Begin Materials provided

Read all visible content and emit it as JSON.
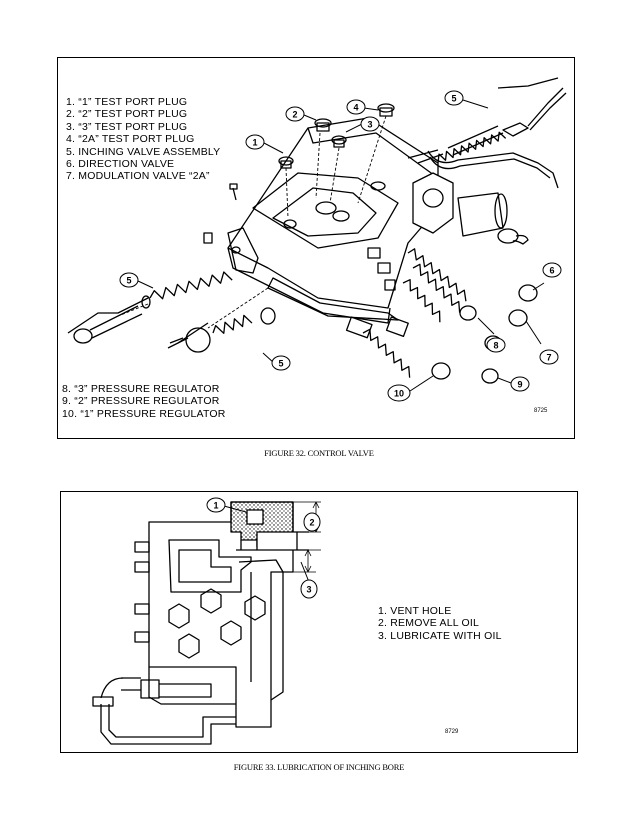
{
  "figure32": {
    "caption": "FIGURE 32. CONTROL VALVE",
    "legend_top": [
      "1.  “1” TEST PORT PLUG",
      "2.  “2” TEST PORT PLUG",
      "3.  “3” TEST PORT PLUG",
      "4.  “2A” TEST PORT PLUG",
      "5.  INCHING VALVE ASSEMBLY",
      "6.  DIRECTION VALVE",
      "7.  MODULATION VALVE “2A”"
    ],
    "legend_bottom": [
      " 8.  “3” PRESSURE REGULATOR",
      " 9.  “2” PRESSURE REGULATOR",
      "10.  “1” PRESSURE REGULATOR"
    ],
    "drawing_code": "8725",
    "callouts": [
      "1",
      "2",
      "3",
      "4",
      "5",
      "5",
      "5",
      "6",
      "7",
      "8",
      "9",
      "10"
    ]
  },
  "figure33": {
    "caption": "FIGURE 33. LUBRICATION OF INCHING BORE",
    "legend": [
      "1.  VENT HOLE",
      "2.  REMOVE ALL OIL",
      "3.  LUBRICATE WITH OIL"
    ],
    "drawing_code": "8729",
    "callouts": [
      "1",
      "2",
      "3"
    ]
  }
}
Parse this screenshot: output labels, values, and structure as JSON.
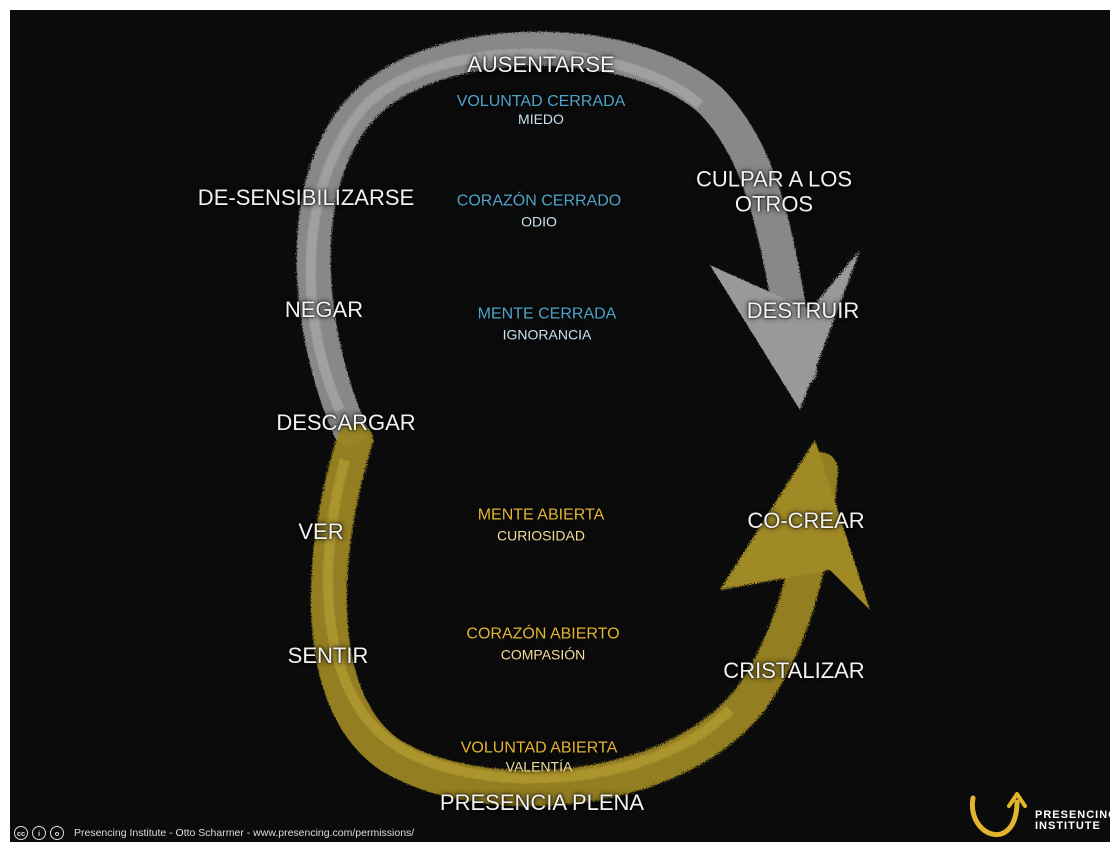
{
  "stages": {
    "ausentarse": "AUSENTARSE",
    "desensibilizarse": "DE-SENSIBILIZARSE",
    "culpar_line1": "CULPAR A LOS",
    "culpar_line2": "OTROS",
    "negar": "NEGAR",
    "destruir": "DESTRUIR",
    "descargar": "DESCARGAR",
    "ver": "VER",
    "cocrear": "CO-CREAR",
    "sentir": "SENTIR",
    "cristalizar": "CRISTALIZAR",
    "presencia": "PRESENCIA PLENA"
  },
  "closed_states": {
    "voluntad": {
      "title": "VOLUNTAD CERRADA",
      "sub": "MIEDO"
    },
    "corazon": {
      "title": "CORAZÓN CERRADO",
      "sub": "ODIO"
    },
    "mente": {
      "title": "MENTE CERRADA",
      "sub": "IGNORANCIA"
    }
  },
  "open_states": {
    "mente": {
      "title": "MENTE ABIERTA",
      "sub": "CURIOSIDAD"
    },
    "corazon": {
      "title": "CORAZÓN ABIERTO",
      "sub": "COMPASIÓN"
    },
    "voluntad": {
      "title": "VOLUNTAD ABIERTA",
      "sub": "VALENTÍA"
    }
  },
  "footer": {
    "credit": "Presencing Institute - Otto Scharmer - www.presencing.com/permissions/"
  },
  "logo": {
    "line1": "PRESENCING",
    "line2": "INSTITUTE"
  },
  "colors": {
    "background": "#0b0b0b",
    "closed_arc": "#9a9a9a",
    "open_arc": "#a08a25",
    "closed_title": "#4ea3c9",
    "closed_sub": "#c9e2ee",
    "open_title": "#e3b52f",
    "open_sub": "#f2dc9a",
    "stage_text": "#f2f2f2"
  },
  "icons": {
    "license": [
      "cc-icon",
      "attribution-icon",
      "share-alike-icon"
    ],
    "logo": "presencing-arrow-icon"
  }
}
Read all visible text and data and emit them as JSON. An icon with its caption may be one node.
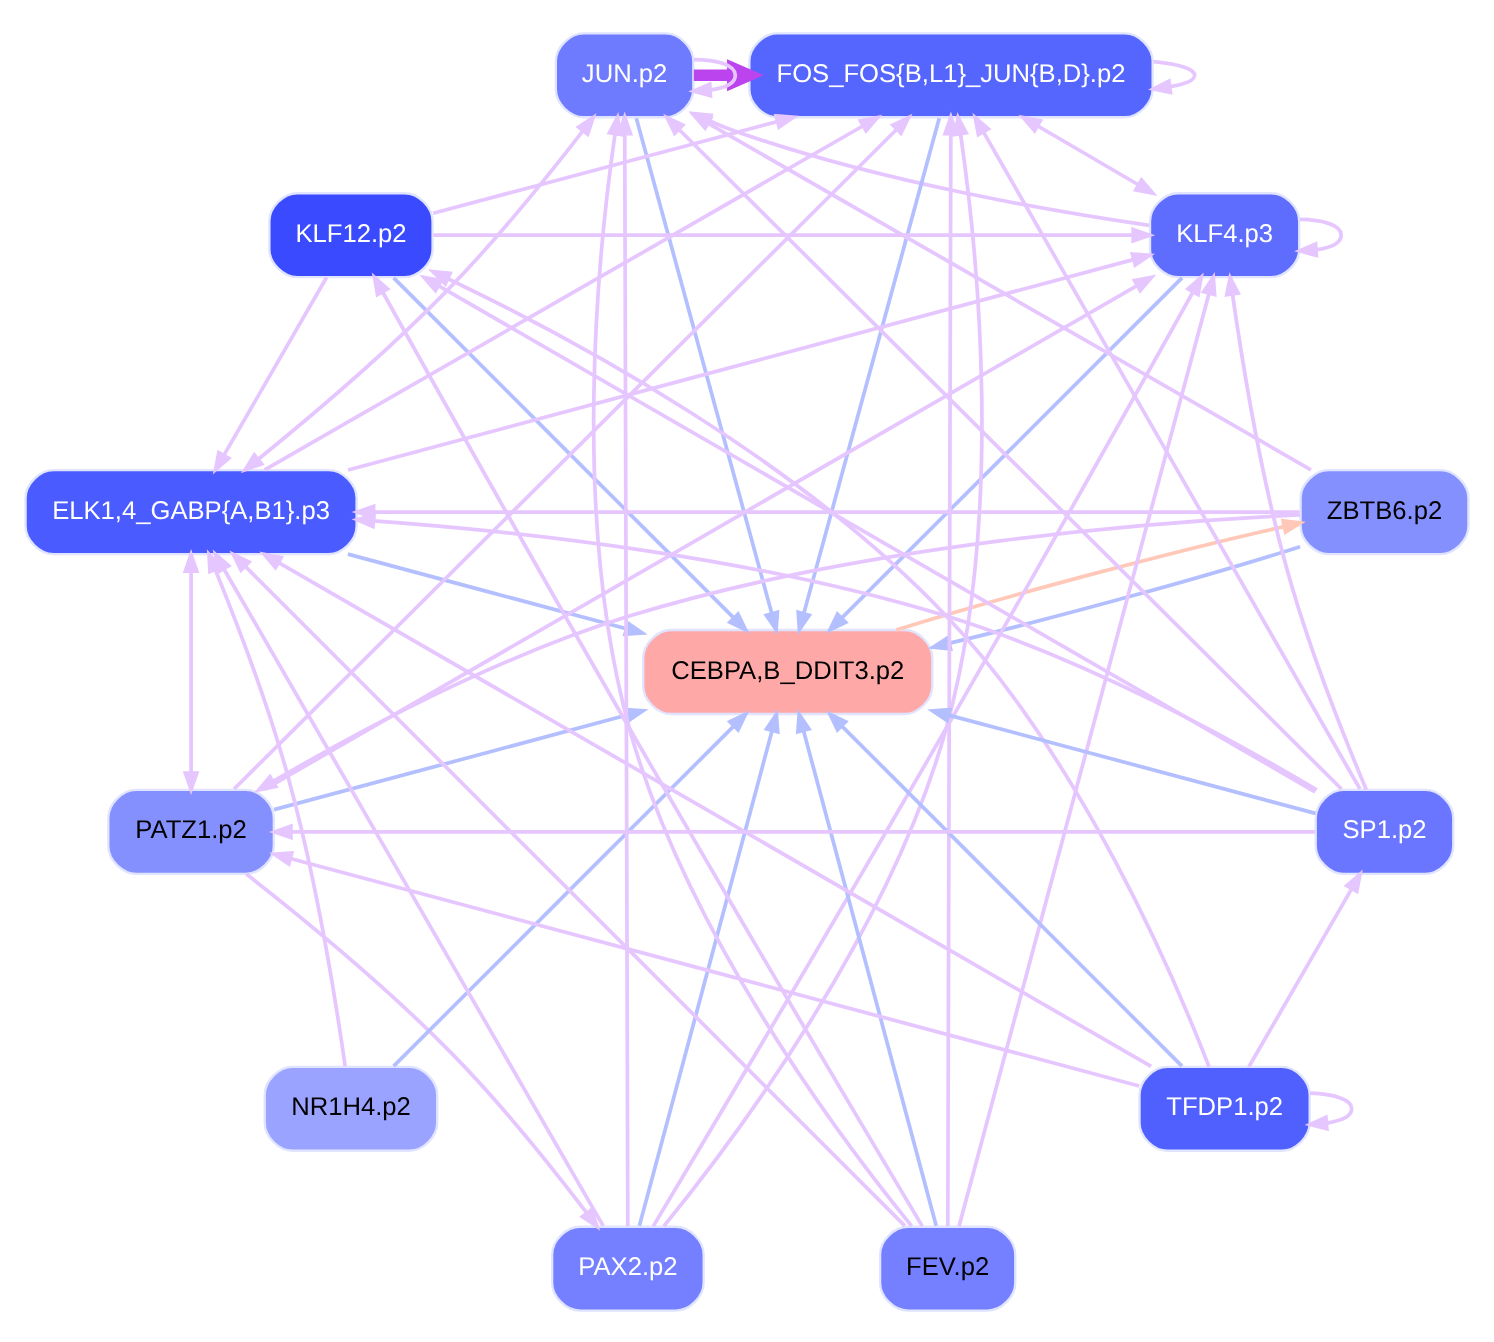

End Materials provided

— Work to do —
Pictures are excluded; copy every other part of the records exactly.

— Task output —
Read all visible content and emit it as JSON.
{
  "figure32": {
    "caption": "FIGURE 32. CONTROL VALVE",
    "legend_top": [
      "1.  “1” TEST PORT PLUG",
      "2.  “2” TEST PORT PLUG",
      "3.  “3” TEST PORT PLUG",
      "4.  “2A” TEST PORT PLUG",
      "5.  INCHING VALVE ASSEMBLY",
      "6.  DIRECTION VALVE",
      "7.  MODULATION VALVE “2A”"
    ],
    "legend_bottom": [
      " 8.  “3” PRESSURE REGULATOR",
      " 9.  “2” PRESSURE REGULATOR",
      "10.  “1” PRESSURE REGULATOR"
    ],
    "drawing_code": "8725",
    "callouts": [
      "1",
      "2",
      "3",
      "4",
      "5",
      "5",
      "5",
      "6",
      "7",
      "8",
      "9",
      "10"
    ]
  },
  "figure33": {
    "caption": "FIGURE 33. LUBRICATION OF INCHING BORE",
    "legend": [
      "1.  VENT HOLE",
      "2.  REMOVE ALL OIL",
      "3.  LUBRICATE WITH OIL"
    ],
    "drawing_code": "8729",
    "callouts": [
      "1",
      "2",
      "3"
    ]
  }
}
Parse this screenshot: output labels, values, and structure as JSON.
{
  "stages": {
    "ausentarse": "AUSENTARSE",
    "desensibilizarse": "DE-SENSIBILIZARSE",
    "culpar_line1": "CULPAR A LOS",
    "culpar_line2": "OTROS",
    "negar": "NEGAR",
    "destruir": "DESTRUIR",
    "descargar": "DESCARGAR",
    "ver": "VER",
    "cocrear": "CO-CREAR",
    "sentir": "SENTIR",
    "cristalizar": "CRISTALIZAR",
    "presencia": "PRESENCIA PLENA"
  },
  "closed_states": {
    "voluntad": {
      "title": "VOLUNTAD CERRADA",
      "sub": "MIEDO"
    },
    "corazon": {
      "title": "CORAZÓN CERRADO",
      "sub": "ODIO"
    },
    "mente": {
      "title": "MENTE CERRADA",
      "sub": "IGNORANCIA"
    }
  },
  "open_states": {
    "mente": {
      "title": "MENTE ABIERTA",
      "sub": "CURIOSIDAD"
    },
    "corazon": {
      "title": "CORAZÓN ABIERTO",
      "sub": "COMPASIÓN"
    },
    "voluntad": {
      "title": "VOLUNTAD ABIERTA",
      "sub": "VALENTÍA"
    }
  },
  "footer": {
    "credit": "Presencing Institute - Otto Scharmer - www.presencing.com/permissions/"
  },
  "logo": {
    "line1": "PRESENCING",
    "line2": "INSTITUTE"
  },
  "colors": {
    "background": "#0b0b0b",
    "closed_arc": "#9a9a9a",
    "open_arc": "#a08a25",
    "closed_title": "#4ea3c9",
    "closed_sub": "#c9e2ee",
    "open_title": "#e3b52f",
    "open_sub": "#f2dc9a",
    "stage_text": "#f2f2f2"
  },
  "icons": {
    "license": [
      "cc-icon",
      "attribution-icon",
      "share-alike-icon"
    ],
    "logo": "presencing-arrow-icon"
  }
}
Read all visible text and data and emit them as JSON. An icon with its caption may be one node.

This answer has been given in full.